[Data listing]

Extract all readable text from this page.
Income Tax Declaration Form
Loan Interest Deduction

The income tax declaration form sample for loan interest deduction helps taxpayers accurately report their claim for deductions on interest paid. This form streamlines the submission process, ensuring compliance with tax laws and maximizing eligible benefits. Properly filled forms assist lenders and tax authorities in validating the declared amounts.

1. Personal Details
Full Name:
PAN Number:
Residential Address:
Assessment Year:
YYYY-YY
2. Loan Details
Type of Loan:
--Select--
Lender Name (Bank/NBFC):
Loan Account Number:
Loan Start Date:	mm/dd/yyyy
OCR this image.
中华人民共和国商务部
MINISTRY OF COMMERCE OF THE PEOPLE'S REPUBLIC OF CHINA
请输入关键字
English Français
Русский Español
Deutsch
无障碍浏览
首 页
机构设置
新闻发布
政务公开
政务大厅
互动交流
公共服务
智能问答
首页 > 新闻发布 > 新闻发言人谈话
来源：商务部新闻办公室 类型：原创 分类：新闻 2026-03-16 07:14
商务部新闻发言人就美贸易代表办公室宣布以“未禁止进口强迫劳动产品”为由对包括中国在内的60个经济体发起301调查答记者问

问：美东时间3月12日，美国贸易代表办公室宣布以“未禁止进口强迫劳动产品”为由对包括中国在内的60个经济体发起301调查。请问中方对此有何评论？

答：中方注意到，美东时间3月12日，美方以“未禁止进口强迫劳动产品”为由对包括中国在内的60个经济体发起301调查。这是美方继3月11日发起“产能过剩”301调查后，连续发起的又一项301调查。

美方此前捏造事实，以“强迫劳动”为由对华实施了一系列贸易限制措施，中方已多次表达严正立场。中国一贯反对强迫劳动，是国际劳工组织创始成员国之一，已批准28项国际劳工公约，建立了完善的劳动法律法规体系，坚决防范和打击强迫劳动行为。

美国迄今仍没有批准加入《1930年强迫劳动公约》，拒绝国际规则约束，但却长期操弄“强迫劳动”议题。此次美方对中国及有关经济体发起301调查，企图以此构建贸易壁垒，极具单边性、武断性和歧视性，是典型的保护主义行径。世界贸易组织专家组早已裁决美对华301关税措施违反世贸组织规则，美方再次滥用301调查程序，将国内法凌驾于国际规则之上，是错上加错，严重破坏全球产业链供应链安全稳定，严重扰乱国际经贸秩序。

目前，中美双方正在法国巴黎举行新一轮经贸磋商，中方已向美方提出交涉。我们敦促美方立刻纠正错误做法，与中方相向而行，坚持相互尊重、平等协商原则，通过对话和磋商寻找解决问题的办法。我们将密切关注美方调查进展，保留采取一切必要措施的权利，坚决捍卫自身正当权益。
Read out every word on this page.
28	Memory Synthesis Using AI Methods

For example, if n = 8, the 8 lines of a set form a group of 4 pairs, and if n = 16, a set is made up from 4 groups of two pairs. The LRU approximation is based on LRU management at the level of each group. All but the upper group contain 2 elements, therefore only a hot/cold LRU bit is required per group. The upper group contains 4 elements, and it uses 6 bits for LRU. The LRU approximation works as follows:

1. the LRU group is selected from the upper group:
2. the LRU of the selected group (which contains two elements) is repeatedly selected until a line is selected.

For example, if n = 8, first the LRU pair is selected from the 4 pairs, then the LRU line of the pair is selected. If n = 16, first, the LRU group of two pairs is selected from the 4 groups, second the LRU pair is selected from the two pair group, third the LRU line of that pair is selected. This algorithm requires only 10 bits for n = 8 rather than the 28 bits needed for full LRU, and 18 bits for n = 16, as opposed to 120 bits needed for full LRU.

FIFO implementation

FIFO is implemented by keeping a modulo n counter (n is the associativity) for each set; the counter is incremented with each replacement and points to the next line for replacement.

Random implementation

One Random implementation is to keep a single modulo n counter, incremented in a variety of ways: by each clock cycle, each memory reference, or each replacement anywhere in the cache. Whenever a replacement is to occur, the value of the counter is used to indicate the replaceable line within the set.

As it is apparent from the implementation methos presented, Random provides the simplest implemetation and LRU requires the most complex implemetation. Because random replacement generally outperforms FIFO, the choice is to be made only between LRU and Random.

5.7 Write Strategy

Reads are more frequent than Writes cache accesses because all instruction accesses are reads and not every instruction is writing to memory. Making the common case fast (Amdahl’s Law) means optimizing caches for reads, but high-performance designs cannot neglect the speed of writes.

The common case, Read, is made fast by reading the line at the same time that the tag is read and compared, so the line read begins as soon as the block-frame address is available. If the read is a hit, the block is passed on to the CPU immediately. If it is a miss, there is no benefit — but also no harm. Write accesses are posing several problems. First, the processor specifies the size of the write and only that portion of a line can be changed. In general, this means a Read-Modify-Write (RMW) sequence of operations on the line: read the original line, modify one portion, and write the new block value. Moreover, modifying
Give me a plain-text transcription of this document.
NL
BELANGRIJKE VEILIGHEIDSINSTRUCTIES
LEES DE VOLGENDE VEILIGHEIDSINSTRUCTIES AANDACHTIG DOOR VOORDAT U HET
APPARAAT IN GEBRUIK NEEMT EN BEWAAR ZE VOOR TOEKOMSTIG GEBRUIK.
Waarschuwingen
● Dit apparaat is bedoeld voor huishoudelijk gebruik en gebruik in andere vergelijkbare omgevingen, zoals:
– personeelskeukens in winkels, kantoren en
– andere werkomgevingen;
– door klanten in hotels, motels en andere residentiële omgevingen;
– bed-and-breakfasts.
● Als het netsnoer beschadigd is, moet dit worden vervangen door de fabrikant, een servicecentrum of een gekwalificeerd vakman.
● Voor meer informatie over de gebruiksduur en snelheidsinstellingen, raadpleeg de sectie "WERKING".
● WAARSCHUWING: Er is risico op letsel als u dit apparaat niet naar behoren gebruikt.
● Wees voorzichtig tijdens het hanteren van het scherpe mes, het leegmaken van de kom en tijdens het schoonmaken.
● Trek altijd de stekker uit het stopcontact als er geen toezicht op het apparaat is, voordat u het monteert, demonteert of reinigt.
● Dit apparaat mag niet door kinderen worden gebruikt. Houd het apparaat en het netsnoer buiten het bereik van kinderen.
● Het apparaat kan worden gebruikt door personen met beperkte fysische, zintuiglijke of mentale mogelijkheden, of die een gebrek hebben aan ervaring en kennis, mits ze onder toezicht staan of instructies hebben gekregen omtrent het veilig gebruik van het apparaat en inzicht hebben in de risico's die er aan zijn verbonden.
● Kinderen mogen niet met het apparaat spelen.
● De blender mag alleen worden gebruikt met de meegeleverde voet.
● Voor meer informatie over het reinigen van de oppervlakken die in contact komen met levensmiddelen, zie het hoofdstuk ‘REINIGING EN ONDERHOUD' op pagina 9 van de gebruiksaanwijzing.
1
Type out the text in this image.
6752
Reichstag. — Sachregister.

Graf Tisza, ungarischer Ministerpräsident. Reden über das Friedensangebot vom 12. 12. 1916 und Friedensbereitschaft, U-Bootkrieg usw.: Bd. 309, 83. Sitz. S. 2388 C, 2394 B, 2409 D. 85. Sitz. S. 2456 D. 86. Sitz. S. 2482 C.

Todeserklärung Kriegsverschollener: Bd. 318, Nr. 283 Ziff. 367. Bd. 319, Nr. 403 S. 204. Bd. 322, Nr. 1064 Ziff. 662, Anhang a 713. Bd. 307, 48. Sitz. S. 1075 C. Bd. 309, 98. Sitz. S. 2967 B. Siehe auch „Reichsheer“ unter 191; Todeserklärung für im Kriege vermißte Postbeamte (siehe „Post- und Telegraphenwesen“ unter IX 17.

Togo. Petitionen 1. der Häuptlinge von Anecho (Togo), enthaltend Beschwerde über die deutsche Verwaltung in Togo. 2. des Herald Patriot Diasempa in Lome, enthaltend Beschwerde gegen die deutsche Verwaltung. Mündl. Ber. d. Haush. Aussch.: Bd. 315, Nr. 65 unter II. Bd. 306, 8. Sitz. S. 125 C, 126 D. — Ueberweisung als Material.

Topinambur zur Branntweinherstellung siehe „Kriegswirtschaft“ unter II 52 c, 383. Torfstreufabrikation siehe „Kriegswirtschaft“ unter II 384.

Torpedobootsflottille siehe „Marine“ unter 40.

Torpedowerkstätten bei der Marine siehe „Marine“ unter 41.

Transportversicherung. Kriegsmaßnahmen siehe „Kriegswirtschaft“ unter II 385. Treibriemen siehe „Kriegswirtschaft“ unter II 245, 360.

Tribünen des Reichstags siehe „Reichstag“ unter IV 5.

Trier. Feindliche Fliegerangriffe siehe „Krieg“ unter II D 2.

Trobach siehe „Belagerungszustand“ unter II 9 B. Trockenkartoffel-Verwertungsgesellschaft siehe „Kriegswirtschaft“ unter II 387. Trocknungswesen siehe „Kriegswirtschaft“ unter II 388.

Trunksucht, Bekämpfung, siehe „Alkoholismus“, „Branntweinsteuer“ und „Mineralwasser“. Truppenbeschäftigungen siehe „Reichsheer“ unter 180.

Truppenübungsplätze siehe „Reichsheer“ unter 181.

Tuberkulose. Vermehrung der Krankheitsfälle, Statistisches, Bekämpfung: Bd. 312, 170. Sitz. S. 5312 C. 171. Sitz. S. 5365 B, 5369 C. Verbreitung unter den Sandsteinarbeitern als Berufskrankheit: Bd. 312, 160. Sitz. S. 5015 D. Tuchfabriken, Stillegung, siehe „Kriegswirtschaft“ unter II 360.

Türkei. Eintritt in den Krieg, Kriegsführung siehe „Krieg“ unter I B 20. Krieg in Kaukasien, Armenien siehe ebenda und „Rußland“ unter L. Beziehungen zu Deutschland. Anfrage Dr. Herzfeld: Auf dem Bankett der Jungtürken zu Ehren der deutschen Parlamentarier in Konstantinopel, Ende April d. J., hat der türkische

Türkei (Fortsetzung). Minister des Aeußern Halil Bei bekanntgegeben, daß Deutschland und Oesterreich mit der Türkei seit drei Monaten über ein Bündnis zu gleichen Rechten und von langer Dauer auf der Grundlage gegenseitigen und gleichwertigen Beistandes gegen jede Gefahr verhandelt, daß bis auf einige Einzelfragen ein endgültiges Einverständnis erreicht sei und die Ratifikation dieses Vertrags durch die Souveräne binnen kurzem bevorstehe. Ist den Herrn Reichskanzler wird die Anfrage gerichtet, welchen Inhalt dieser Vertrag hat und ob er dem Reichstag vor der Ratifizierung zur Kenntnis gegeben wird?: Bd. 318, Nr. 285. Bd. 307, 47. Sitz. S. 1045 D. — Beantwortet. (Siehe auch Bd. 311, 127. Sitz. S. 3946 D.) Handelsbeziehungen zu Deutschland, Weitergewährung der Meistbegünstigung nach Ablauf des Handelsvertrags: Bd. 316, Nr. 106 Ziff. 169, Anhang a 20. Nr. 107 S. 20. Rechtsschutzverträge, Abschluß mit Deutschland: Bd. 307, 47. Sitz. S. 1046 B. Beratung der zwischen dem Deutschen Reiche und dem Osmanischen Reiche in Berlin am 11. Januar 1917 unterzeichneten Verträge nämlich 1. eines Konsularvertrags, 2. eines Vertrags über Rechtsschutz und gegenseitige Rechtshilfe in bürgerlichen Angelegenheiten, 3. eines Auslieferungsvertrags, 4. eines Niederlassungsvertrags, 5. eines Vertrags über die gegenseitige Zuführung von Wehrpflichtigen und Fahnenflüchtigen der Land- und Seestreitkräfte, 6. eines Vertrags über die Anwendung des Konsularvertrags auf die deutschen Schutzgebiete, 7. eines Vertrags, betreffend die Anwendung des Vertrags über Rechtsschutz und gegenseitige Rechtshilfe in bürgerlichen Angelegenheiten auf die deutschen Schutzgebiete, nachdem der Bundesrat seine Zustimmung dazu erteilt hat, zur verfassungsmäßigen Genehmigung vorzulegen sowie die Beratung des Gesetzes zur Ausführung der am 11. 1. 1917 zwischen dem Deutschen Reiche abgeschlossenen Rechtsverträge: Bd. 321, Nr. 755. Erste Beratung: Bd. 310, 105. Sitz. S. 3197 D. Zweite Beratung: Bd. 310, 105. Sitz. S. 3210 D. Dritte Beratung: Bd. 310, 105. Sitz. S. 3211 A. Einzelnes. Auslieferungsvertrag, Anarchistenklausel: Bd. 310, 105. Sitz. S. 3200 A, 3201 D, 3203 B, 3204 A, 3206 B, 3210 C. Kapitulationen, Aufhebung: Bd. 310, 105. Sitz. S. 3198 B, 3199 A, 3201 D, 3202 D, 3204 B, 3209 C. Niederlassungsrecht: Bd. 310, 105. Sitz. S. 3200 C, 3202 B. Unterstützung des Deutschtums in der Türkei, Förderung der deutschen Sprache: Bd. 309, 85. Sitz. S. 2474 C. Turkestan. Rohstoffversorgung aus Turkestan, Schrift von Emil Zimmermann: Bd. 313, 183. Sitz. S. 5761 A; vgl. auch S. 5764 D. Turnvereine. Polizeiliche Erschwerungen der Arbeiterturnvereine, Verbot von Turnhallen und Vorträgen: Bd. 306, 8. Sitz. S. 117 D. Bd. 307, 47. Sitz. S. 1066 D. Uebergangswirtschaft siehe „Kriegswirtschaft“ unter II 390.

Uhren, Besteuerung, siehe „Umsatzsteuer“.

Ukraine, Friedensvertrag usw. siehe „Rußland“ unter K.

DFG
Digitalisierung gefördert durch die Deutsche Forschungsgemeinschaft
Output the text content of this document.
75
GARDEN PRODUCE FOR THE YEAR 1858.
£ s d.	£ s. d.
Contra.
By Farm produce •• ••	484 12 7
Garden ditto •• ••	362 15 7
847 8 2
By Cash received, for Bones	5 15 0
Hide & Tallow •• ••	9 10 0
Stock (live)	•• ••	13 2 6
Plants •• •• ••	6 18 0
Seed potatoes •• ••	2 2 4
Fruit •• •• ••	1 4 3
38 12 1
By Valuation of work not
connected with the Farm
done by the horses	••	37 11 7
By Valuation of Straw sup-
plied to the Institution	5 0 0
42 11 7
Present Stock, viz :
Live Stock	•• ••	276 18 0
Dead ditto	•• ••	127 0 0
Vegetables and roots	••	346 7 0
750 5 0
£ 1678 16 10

SHORT PROBLEM:
Find and copy each line above that includes the string "Bekämpfung".

RESPONSE TO THE TASK:
Trunksucht, Bekämpfung, siehe „Alkoholismus“, „Branntweinsteuer“ und „Mineralwasser“. Truppenbeschäftigungen siehe „Reichsheer“ unter 180.
Tuberkulose. Vermehrung der Krankheitsfälle, Statistisches, Bekämpfung: Bd. 312, 170. Sitz. S. 5312 C. 171. Sitz. S. 5365 B, 5369 C. Verbreitung unter den Sandsteinarbeitern als Berufskrankheit: Bd. 312, 160. Sitz. S. 5015 D. Tuchfabriken, Stillegung, siehe „Kriegswirtschaft“ unter II 360.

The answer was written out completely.